### WHAT THIS TASK INVOLVES
Reproduce every entry below precisely. Pictures are excluded from the copy.

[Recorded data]
_____

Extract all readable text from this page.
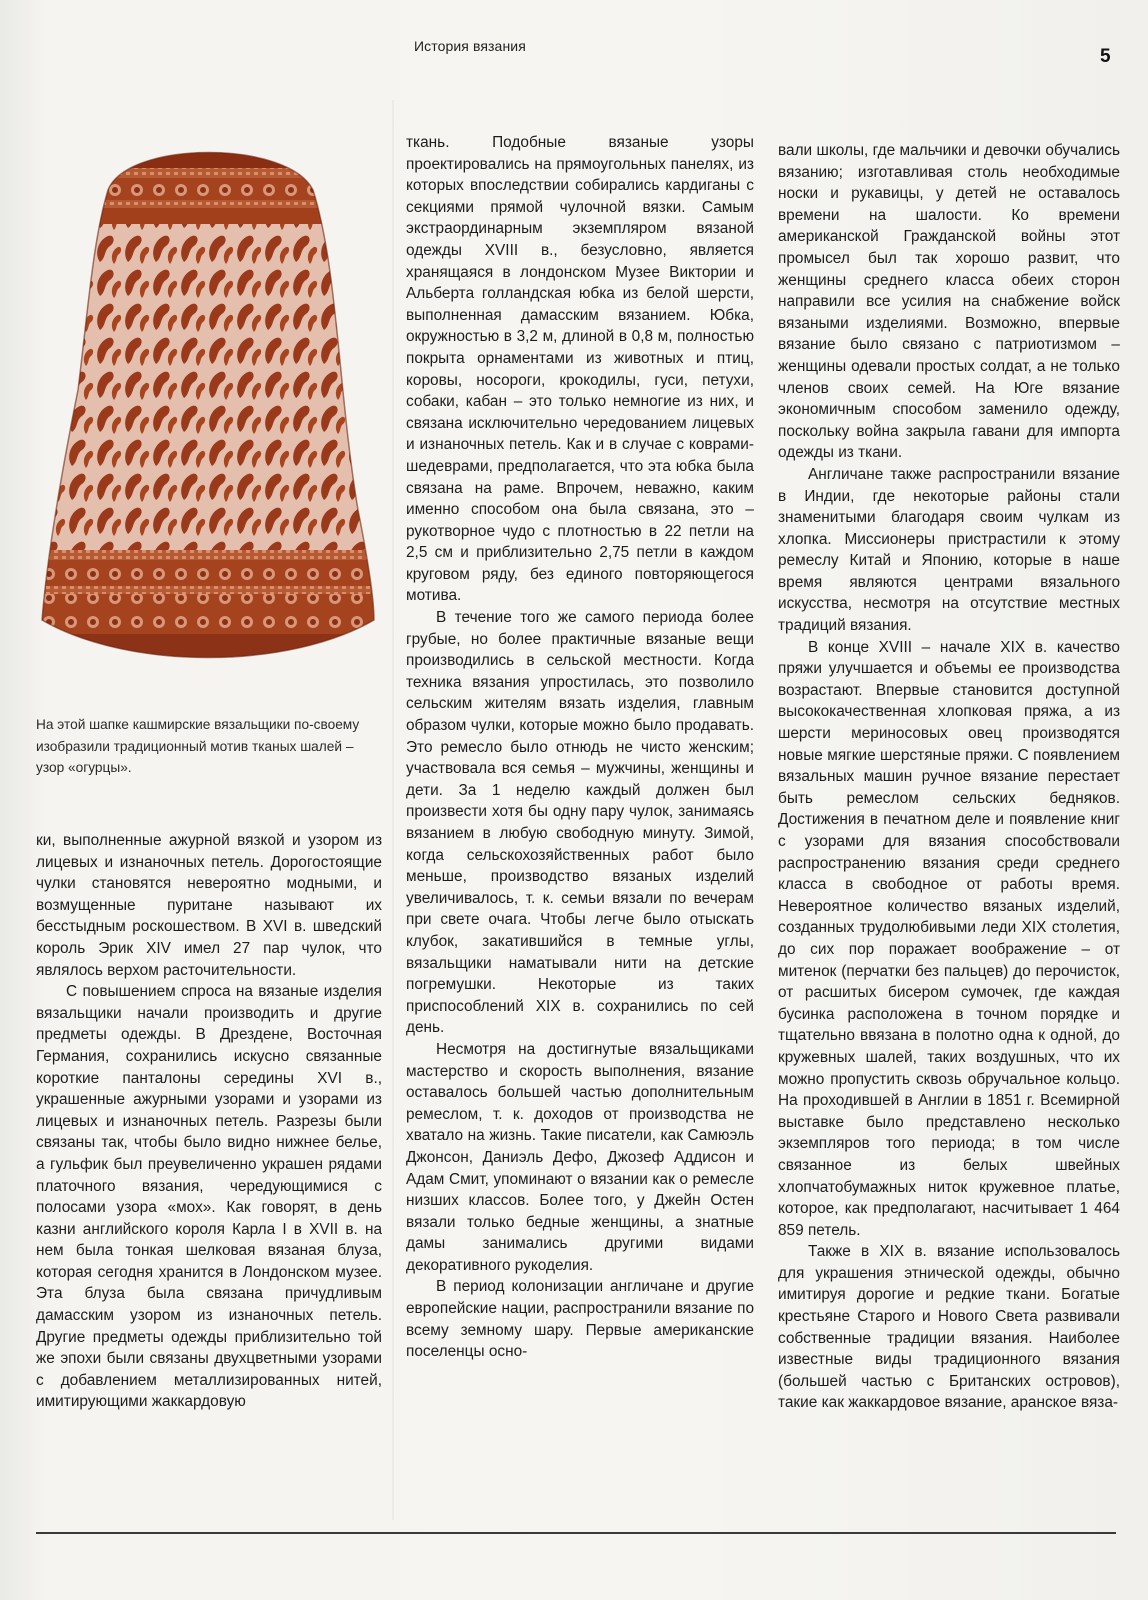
История вязания	5
На этой шапке кашмирские вязальщики по-своему изобразили традиционный мотив тканых шалей – узор «огурцы».

ки, выполненные ажурной вязкой и узором из лицевых и изнаночных петель. Дорогостоящие чулки становятся невероятно модными, и возмущенные пуритане называют их бесстыдным роскошеством. В XVI в. шведский король Эрик XIV имел 27 пар чулок, что являлось верхом расточительности.

С повышением спроса на вязаные изделия вязальщики начали производить и другие предметы одежды. В Дрездене, Восточная Германия, сохранились искусно связанные короткие панталоны середины XVI в., украшенные ажурными узорами и узорами из лицевых и изнаночных петель. Разрезы были связаны так, чтобы было видно нижнее белье, а гульфик был преувеличенно украшен рядами платочного вязания, чередующимися с полосами узора «мох». Как говорят, в день казни английского короля Карла I в XVII в. на нем была тонкая шелковая вязаная блуза, которая сегодня хранится в Лондонском музее. Эта блуза была связана причудливым дамасским узором из изнаночных петель. Другие предметы одежды приблизительно той же эпохи были связаны двухцветными узорами с добавлением металлизированных нитей, имитирующими жаккардовую

ткань. Подобные вязаные узоры проектировались на прямоугольных панелях, из которых впоследствии собирались кардиганы с секциями прямой чулочной вязки. Самым экстраординарным экземпляром вязаной одежды XVIII в., безусловно, является хранящаяся в лондонском Музее Виктории и Альберта голландская юбка из белой шерсти, выполненная дамасским вязанием. Юбка, окружностью в 3,2 м, длиной в 0,8 м, полностью покрыта орнаментами из животных и птиц, коровы, носороги, крокодилы, гуси, петухи, собаки, кабан – это только немногие из них, и связана исключительно чередованием лицевых и изнаночных петель. Как и в случае с коврами-шедеврами, предполагается, что эта юбка была связана на раме. Впрочем, неважно, каким именно способом она была связана, это – рукотворное чудо с плотностью в 22 петли на 2,5 см и приблизительно 2,75 петли в каждом круговом ряду, без единого повторяющегося мотива.

В течение того же самого периода более грубые, но более практичные вязаные вещи производились в сельской местности. Когда техника вязания упростилась, это позволило сельским жителям вязать изделия, главным образом чулки, которые можно было продавать. Это ремесло было отнюдь не чисто женским; участвовала вся семья – мужчины, женщины и дети. За 1 неделю каждый должен был произвести хотя бы одну пару чулок, занимаясь вязанием в любую свободную минуту. Зимой, когда сельскохозяйственных работ было меньше, производство вязаных изделий увеличивалось, т. к. семьи вязали по вечерам при свете очага. Чтобы легче было отыскать клубок, закатившийся в темные углы, вязальщики наматывали нити на детские погремушки. Некоторые из таких приспособлений XIX в. сохранились по сей день.

Несмотря на достигнутые вязальщиками мастерство и скорость выполнения, вязание оставалось большей частью дополнительным ремеслом, т. к. доходов от производства не хватало на жизнь. Такие писатели, как Самюэль Джонсон, Даниэль Дефо, Джозеф Аддисон и Адам Смит, упоминают о вязании как о ремесле низших классов. Более того, у Джейн Остен вязали только бедные женщины, а знатные дамы занимались другими видами декоративного рукоделия.

В период колонизации англичане и другие европейские нации, распространили вязание по всему земному шару. Первые американские поселенцы осно-

вали школы, где мальчики и девочки обучались вязанию; изготавливая столь необходимые носки и рукавицы, у детей не оставалось времени на шалости. Ко времени американской Гражданской войны этот промысел был так хорошо развит, что женщины среднего класса обеих сторон направили все усилия на снабжение войск вязаными изделиями. Возможно, впервые вязание было связано с патриотизмом – женщины одевали простых солдат, а не только членов своих семей. На Юге вязание экономичным способом заменило одежду, поскольку война закрыла гавани для импорта одежды из ткани.

Англичане также распространили вязание в Индии, где некоторые районы стали знаменитыми благодаря своим чулкам из хлопка. Миссионеры пристрастили к этому ремеслу Китай и Японию, которые в наше время являются центрами вязального искусства, несмотря на отсутствие местных традиций вязания.

В конце XVIII – начале XIX в. качество пряжи улучшается и объемы ее производства возрастают. Впервые становится доступной высококачественная хлопковая пряжа, а из шерсти мериносовых овец производятся новые мягкие шерстяные пряжи. С появлением вязальных машин ручное вязание перестает быть ремеслом сельских бедняков. Достижения в печатном деле и появление книг с узорами для вязания способствовали распространению вязания среди среднего класса в свободное от работы время. Невероятное количество вязаных изделий, созданных трудолюбивыми леди XIX столетия, до сих пор поражает воображение – от митенок (перчатки без пальцев) до перочисток, от расшитых бисером сумочек, где каждая бусинка расположена в точном порядке и тщательно ввязана в полотно одна к одной, до кружевных шалей, таких воздушных, что их можно пропустить сквозь обручальное кольцо. На проходившей в Англии в 1851 г. Всемирной выставке было представлено несколько экземпляров того периода; в том числе связанное из белых швейных хлопчатобумажных ниток кружевное платье, которое, как предполагают, насчитывает 1 464 859 петель.

Также в XIX в. вязание использовалось для украшения этнической одежды, обычно имитируя дорогие и редкие ткани. Богатые крестьяне Старого и Нового Света развивали собственные традиции вязания. Наиболее известные виды традиционного вязания (большей частью с Британских островов), такие как жаккардовое вязание, аранское вяза-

_____

### OUTPUT
Extract all readable text from this page.
История вязания	5
На этой шапке кашмирские вязальщики по-своему изобразили традиционный мотив тканых шалей – узор «огурцы».

ки, выполненные ажурной вязкой и узором из лицевых и изнаночных петель. Дорогостоящие чулки становятся невероятно модными, и возмущенные пуритане называют их бесстыдным роскошеством. В XVI в. шведский король Эрик XIV имел 27 пар чулок, что являлось верхом расточительности.

С повышением спроса на вязаные изделия вязальщики начали производить и другие предметы одежды. В Дрездене, Восточная Германия, сохранились искусно связанные короткие панталоны середины XVI в., украшенные ажурными узорами и узорами из лицевых и изнаночных петель. Разрезы были связаны так, чтобы было видно нижнее белье, а гульфик был преувеличенно украшен рядами платочного вязания, чередующимися с полосами узора «мох». Как говорят, в день казни английского короля Карла I в XVII в. на нем была тонкая шелковая вязаная блуза, которая сегодня хранится в Лондонском музее. Эта блуза была связана причудливым дамасским узором из изнаночных петель. Другие предметы одежды приблизительно той же эпохи были связаны двухцветными узорами с добавлением металлизированных нитей, имитирующими жаккардовую

ткань. Подобные вязаные узоры проектировались на прямоугольных панелях, из которых впоследствии собирались кардиганы с секциями прямой чулочной вязки. Самым экстраординарным экземпляром вязаной одежды XVIII в., безусловно, является хранящаяся в лондонском Музее Виктории и Альберта голландская юбка из белой шерсти, выполненная дамасским вязанием. Юбка, окружностью в 3,2 м, длиной в 0,8 м, полностью покрыта орнаментами из животных и птиц, коровы, носороги, крокодилы, гуси, петухи, собаки, кабан – это только немногие из них, и связана исключительно чередованием лицевых и изнаночных петель. Как и в случае с коврами-шедеврами, предполагается, что эта юбка была связана на раме. Впрочем, неважно, каким именно способом она была связана, это – рукотворное чудо с плотностью в 22 петли на 2,5 см и приблизительно 2,75 петли в каждом круговом ряду, без единого повторяющегося мотива.

В течение того же самого периода более грубые, но более практичные вязаные вещи производились в сельской местности. Когда техника вязания упростилась, это позволило сельским жителям вязать изделия, главным образом чулки, которые можно было продавать. Это ремесло было отнюдь не чисто женским; участвовала вся семья – мужчины, женщины и дети. За 1 неделю каждый должен был произвести хотя бы одну пару чулок, занимаясь вязанием в любую свободную минуту. Зимой, когда сельскохозяйственных работ было меньше, производство вязаных изделий увеличивалось, т. к. семьи вязали по вечерам при свете очага. Чтобы легче было отыскать клубок, закатившийся в темные углы, вязальщики наматывали нити на детские погремушки. Некоторые из таких приспособлений XIX в. сохранились по сей день.

Несмотря на достигнутые вязальщиками мастерство и скорость выполнения, вязание оставалось большей частью дополнительным ремеслом, т. к. доходов от производства не хватало на жизнь. Такие писатели, как Самюэль Джонсон, Даниэль Дефо, Джозеф Аддисон и Адам Смит, упоминают о вязании как о ремесле низших классов. Более того, у Джейн Остен вязали только бедные женщины, а знатные дамы занимались другими видами декоративного рукоделия.

В период колонизации англичане и другие европейские нации, распространили вязание по всему земному шару. Первые американские поселенцы осно-

вали школы, где мальчики и девочки обучались вязанию; изготавливая столь необходимые носки и рукавицы, у детей не оставалось времени на шалости. Ко времени американской Гражданской войны этот промысел был так хорошо развит, что женщины среднего класса обеих сторон направили все усилия на снабжение войск вязаными изделиями. Возможно, впервые вязание было связано с патриотизмом – женщины одевали простых солдат, а не только членов своих семей. На Юге вязание экономичным способом заменило одежду, поскольку война закрыла гавани для импорта одежды из ткани.

Англичане также распространили вязание в Индии, где некоторые районы стали знаменитыми благодаря своим чулкам из хлопка. Миссионеры пристрастили к этому ремеслу Китай и Японию, которые в наше время являются центрами вязального искусства, несмотря на отсутствие местных традиций вязания.

В конце XVIII – начале XIX в. качество пряжи улучшается и объемы ее производства возрастают. Впервые становится доступной высококачественная хлопковая пряжа, а из шерсти мериносовых овец производятся новые мягкие шерстяные пряжи. С появлением вязальных машин ручное вязание перестает быть ремеслом сельских бедняков. Достижения в печатном деле и появление книг с узорами для вязания способствовали распространению вязания среди среднего класса в свободное от работы время. Невероятное количество вязаных изделий, созданных трудолюбивыми леди XIX столетия, до сих пор поражает воображение – от митенок (перчатки без пальцев) до перочисток, от расшитых бисером сумочек, где каждая бусинка расположена в точном порядке и тщательно ввязана в полотно одна к одной, до кружевных шалей, таких воздушных, что их можно пропустить сквозь обручальное кольцо. На проходившей в Англии в 1851 г. Всемирной выставке было представлено несколько экземпляров того периода; в том числе связанное из белых швейных хлопчатобумажных ниток кружевное платье, которое, как предполагают, насчитывает 1 464 859 петель.

Также в XIX в. вязание использовалось для украшения этнической одежды, обычно имитируя дорогие и редкие ткани. Богатые крестьяне Старого и Нового Света развивали собственные традиции вязания. Наиболее известные виды традиционного вязания (большей частью с Британских островов), такие как жаккардовое вязание, аранское вяза-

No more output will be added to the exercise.